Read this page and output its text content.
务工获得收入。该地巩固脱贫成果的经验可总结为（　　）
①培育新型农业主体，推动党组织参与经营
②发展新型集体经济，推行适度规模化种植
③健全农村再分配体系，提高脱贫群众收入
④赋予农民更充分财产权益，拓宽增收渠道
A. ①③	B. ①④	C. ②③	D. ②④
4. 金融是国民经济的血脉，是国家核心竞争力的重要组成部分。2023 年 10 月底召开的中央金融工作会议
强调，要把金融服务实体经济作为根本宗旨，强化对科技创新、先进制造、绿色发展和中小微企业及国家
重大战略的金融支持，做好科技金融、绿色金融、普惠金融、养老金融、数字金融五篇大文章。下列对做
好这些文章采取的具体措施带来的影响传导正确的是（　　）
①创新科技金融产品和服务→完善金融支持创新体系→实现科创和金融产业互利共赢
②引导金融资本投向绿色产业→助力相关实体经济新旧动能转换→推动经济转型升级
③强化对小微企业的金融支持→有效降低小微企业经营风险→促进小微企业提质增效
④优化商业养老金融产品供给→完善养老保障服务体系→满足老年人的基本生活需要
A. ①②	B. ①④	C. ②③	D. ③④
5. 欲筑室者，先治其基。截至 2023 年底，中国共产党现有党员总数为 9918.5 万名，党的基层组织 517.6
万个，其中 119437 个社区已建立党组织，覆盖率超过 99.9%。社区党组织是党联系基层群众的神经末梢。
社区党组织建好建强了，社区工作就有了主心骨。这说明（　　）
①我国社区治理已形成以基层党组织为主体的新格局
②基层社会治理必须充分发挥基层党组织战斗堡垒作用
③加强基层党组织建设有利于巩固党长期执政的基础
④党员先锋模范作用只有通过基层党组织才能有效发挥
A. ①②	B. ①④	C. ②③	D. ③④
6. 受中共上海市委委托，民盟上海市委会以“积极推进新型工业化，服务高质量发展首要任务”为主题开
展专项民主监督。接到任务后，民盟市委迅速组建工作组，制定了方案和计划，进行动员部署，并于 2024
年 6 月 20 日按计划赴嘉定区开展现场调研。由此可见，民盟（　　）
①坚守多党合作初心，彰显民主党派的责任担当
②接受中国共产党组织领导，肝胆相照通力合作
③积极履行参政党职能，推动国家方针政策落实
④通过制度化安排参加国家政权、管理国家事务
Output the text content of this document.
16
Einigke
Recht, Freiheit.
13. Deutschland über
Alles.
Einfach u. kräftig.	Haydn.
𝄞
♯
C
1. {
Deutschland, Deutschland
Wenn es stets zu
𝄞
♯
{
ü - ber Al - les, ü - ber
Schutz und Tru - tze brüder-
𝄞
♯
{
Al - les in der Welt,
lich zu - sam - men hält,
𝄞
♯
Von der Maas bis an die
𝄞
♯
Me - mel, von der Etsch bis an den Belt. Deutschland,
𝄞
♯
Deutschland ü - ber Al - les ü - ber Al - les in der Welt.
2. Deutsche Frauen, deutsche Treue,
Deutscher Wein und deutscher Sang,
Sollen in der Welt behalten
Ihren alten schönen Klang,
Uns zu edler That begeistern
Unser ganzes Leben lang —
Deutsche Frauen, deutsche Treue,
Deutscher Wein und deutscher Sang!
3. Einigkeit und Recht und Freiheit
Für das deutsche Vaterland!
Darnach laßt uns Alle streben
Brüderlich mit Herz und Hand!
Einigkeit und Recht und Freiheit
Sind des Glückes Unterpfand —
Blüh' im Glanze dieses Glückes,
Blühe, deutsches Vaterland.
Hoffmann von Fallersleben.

TASK STATEMENT
Find how many lines in the records contain the string "Freiheit", then give the number alone.

TASK SOLUTION
3